### TASK DIRECTIONS
Repeat exactly each line of the data provided below.

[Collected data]
-- begin --
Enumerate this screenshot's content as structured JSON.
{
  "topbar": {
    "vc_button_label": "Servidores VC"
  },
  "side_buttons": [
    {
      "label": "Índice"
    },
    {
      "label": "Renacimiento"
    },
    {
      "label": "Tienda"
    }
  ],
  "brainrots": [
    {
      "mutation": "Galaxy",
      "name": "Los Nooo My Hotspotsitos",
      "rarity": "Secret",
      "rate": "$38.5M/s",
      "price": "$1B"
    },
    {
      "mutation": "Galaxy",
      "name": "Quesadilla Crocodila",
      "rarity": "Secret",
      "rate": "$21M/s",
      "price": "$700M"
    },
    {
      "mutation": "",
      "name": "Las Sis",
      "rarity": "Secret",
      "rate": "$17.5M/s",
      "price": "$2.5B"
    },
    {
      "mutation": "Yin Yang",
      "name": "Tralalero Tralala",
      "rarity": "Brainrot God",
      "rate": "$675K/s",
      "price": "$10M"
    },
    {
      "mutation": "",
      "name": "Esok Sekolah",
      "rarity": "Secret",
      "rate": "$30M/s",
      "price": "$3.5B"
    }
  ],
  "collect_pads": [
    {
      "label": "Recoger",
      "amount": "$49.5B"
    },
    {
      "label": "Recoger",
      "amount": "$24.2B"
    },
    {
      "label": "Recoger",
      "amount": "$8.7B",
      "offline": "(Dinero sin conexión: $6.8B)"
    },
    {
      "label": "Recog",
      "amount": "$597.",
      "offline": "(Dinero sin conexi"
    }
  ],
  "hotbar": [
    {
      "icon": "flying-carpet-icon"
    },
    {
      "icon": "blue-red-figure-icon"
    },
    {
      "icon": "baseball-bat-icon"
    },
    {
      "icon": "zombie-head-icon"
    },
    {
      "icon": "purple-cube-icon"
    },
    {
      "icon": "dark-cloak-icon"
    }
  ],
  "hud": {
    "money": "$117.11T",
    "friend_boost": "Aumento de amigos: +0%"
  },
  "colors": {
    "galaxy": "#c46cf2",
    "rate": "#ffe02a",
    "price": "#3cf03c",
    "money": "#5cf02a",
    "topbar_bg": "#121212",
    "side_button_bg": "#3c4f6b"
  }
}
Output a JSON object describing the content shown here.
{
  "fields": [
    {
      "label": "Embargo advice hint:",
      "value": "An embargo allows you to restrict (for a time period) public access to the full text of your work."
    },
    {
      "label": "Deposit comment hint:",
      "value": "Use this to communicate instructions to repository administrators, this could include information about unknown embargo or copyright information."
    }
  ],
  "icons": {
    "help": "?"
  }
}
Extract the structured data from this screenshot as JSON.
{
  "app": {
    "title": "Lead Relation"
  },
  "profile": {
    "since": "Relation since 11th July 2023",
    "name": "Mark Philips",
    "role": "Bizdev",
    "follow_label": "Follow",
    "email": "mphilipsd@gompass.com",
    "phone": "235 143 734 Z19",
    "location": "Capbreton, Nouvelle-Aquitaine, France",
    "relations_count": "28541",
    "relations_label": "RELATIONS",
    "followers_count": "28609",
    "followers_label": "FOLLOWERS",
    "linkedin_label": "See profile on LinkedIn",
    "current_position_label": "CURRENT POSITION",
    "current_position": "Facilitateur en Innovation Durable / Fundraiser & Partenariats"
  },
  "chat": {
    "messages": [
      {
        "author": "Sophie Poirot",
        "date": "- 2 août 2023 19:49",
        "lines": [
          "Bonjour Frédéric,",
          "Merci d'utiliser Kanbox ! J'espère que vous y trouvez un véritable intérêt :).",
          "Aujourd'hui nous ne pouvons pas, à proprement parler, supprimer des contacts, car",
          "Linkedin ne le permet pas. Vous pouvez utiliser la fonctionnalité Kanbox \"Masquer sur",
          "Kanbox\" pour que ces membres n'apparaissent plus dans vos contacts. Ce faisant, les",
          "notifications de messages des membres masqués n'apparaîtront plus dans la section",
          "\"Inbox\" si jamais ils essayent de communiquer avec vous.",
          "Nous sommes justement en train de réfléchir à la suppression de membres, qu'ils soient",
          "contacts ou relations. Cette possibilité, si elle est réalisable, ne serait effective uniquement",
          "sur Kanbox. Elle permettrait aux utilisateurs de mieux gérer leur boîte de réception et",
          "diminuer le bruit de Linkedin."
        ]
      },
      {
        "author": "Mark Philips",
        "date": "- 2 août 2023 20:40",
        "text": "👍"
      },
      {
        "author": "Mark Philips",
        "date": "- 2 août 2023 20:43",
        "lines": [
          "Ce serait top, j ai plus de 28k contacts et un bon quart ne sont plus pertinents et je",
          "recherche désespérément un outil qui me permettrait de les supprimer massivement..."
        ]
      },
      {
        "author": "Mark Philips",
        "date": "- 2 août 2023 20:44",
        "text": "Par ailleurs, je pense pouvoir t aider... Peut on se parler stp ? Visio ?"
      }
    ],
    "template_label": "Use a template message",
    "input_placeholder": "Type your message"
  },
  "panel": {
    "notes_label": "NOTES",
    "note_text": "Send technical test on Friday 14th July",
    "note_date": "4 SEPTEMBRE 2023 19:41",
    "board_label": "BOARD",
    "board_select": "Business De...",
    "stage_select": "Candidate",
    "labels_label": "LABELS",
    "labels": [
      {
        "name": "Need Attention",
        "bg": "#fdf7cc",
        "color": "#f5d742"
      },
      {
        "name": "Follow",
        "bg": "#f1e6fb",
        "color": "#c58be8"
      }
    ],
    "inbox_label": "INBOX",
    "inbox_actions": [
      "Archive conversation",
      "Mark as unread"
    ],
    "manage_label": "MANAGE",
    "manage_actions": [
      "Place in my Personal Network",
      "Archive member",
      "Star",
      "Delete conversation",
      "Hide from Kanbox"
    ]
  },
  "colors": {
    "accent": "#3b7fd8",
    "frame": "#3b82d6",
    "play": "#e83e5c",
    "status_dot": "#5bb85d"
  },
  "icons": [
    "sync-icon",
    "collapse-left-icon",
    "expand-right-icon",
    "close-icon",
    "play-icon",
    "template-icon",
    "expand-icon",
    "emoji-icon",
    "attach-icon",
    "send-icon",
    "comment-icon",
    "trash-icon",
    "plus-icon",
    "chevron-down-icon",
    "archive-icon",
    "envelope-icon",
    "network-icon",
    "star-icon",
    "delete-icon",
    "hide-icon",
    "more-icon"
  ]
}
-- end --
### RESPONSE FOR THIS EXERCISE
Enumerate this screenshot's content as structured JSON.
{
  "topbar": {
    "vc_button_label": "Servidores VC"
  },
  "side_buttons": [
    {
      "label": "Índice"
    },
    {
      "label": "Renacimiento"
    },
    {
      "label": "Tienda"
    }
  ],
  "brainrots": [
    {
      "mutation": "Galaxy",
      "name": "Los Nooo My Hotspotsitos",
      "rarity": "Secret",
      "rate": "$38.5M/s",
      "price": "$1B"
    },
    {
      "mutation": "Galaxy",
      "name": "Quesadilla Crocodila",
      "rarity": "Secret",
      "rate": "$21M/s",
      "price": "$700M"
    },
    {
      "mutation": "",
      "name": "Las Sis",
      "rarity": "Secret",
      "rate": "$17.5M/s",
      "price": "$2.5B"
    },
    {
      "mutation": "Yin Yang",
      "name": "Tralalero Tralala",
      "rarity": "Brainrot God",
      "rate": "$675K/s",
      "price": "$10M"
    },
    {
      "mutation": "",
      "name": "Esok Sekolah",
      "rarity": "Secret",
      "rate": "$30M/s",
      "price": "$3.5B"
    }
  ],
  "collect_pads": [
    {
      "label": "Recoger",
      "amount": "$49.5B"
    },
    {
      "label": "Recoger",
      "amount": "$24.2B"
    },
    {
      "label": "Recoger",
      "amount": "$8.7B",
      "offline": "(Dinero sin conexión: $6.8B)"
    },
    {
      "label": "Recog",
      "amount": "$597.",
      "offline": "(Dinero sin conexi"
    }
  ],
  "hotbar": [
    {
      "icon": "flying-carpet-icon"
    },
    {
      "icon": "blue-red-figure-icon"
    },
    {
      "icon": "baseball-bat-icon"
    },
    {
      "icon": "zombie-head-icon"
    },
    {
      "icon": "purple-cube-icon"
    },
    {
      "icon": "dark-cloak-icon"
    }
  ],
  "hud": {
    "money": "$117.11T",
    "friend_boost": "Aumento de amigos: +0%"
  },
  "colors": {
    "galaxy": "#c46cf2",
    "rate": "#ffe02a",
    "price": "#3cf03c",
    "money": "#5cf02a",
    "topbar_bg": "#121212",
    "side_button_bg": "#3c4f6b"
  }
}
Output a JSON object describing the content shown here.
{
  "fields": [
    {
      "label": "Embargo advice hint:",
      "value": "An embargo allows you to restrict (for a time period) public access to the full text of your work."
    },
    {
      "label": "Deposit comment hint:",
      "value": "Use this to communicate instructions to repository administrators, this could include information about unknown embargo or copyright information."
    }
  ],
  "icons": {
    "help": "?"
  }
}
Extract the structured data from this screenshot as JSON.
{
  "app": {
    "title": "Lead Relation"
  },
  "profile": {
    "since": "Relation since 11th July 2023",
    "name": "Mark Philips",
    "role": "Bizdev",
    "follow_label": "Follow",
    "email": "mphilipsd@gompass.com",
    "phone": "235 143 734 Z19",
    "location": "Capbreton, Nouvelle-Aquitaine, France",
    "relations_count": "28541",
    "relations_label": "RELATIONS",
    "followers_count": "28609",
    "followers_label": "FOLLOWERS",
    "linkedin_label": "See profile on LinkedIn",
    "current_position_label": "CURRENT POSITION",
    "current_position": "Facilitateur en Innovation Durable / Fundraiser & Partenariats"
  },
  "chat": {
    "messages": [
      {
        "author": "Sophie Poirot",
        "date": "- 2 août 2023 19:49",
        "lines": [
          "Bonjour Frédéric,",
          "Merci d'utiliser Kanbox ! J'espère que vous y trouvez un véritable intérêt :).",
          "Aujourd'hui nous ne pouvons pas, à proprement parler, supprimer des contacts, car",
          "Linkedin ne le permet pas. Vous pouvez utiliser la fonctionnalité Kanbox \"Masquer sur",
          "Kanbox\" pour que ces membres n'apparaissent plus dans vos contacts. Ce faisant, les",
          "notifications de messages des membres masqués n'apparaîtront plus dans la section",
          "\"Inbox\" si jamais ils essayent de communiquer avec vous.",
          "Nous sommes justement en train de réfléchir à la suppression de membres, qu'ils soient",
          "contacts ou relations. Cette possibilité, si elle est réalisable, ne serait effective uniquement",
          "sur Kanbox. Elle permettrait aux utilisateurs de mieux gérer leur boîte de réception et",
          "diminuer le bruit de Linkedin."
        ]
      },
      {
        "author": "Mark Philips",
        "date": "- 2 août 2023 20:40",
        "text": "👍"
      },
      {
        "author": "Mark Philips",
        "date": "- 2 août 2023 20:43",
        "lines": [
          "Ce serait top, j ai plus de 28k contacts et un bon quart ne sont plus pertinents et je",
          "recherche désespérément un outil qui me permettrait de les supprimer massivement..."
        ]
      },
      {
        "author": "Mark Philips",
        "date": "- 2 août 2023 20:44",
        "text": "Par ailleurs, je pense pouvoir t aider... Peut on se parler stp ? Visio ?"
      }
    ],
    "template_label": "Use a template message",
    "input_placeholder": "Type your message"
  },
  "panel": {
    "notes_label": "NOTES",
    "note_text": "Send technical test on Friday 14th July",
    "note_date": "4 SEPTEMBRE 2023 19:41",
    "board_label": "BOARD",
    "board_select": "Business De...",
    "stage_select": "Candidate",
    "labels_label": "LABELS",
    "labels": [
      {
        "name": "Need Attention",
        "bg": "#fdf7cc",
        "color": "#f5d742"
      },
      {
        "name": "Follow",
        "bg": "#f1e6fb",
        "color": "#c58be8"
      }
    ],
    "inbox_label": "INBOX",
    "inbox_actions": [
      "Archive conversation",
      "Mark as unread"
    ],
    "manage_label": "MANAGE",
    "manage_actions": [
      "Place in my Personal Network",
      "Archive member",
      "Star",
      "Delete conversation",
      "Hide from Kanbox"
    ]
  },
  "colors": {
    "accent": "#3b7fd8",
    "frame": "#3b82d6",
    "play": "#e83e5c",
    "status_dot": "#5bb85d"
  },
  "icons": [
    "sync-icon",
    "collapse-left-icon",
    "expand-right-icon",
    "close-icon",
    "play-icon",
    "template-icon",
    "expand-icon",
    "emoji-icon",
    "attach-icon",
    "send-icon",
    "comment-icon",
    "trash-icon",
    "plus-icon",
    "chevron-down-icon",
    "archive-icon",
    "envelope-icon",
    "network-icon",
    "star-icon",
    "delete-icon",
    "hide-icon",
    "more-icon"
  ]
}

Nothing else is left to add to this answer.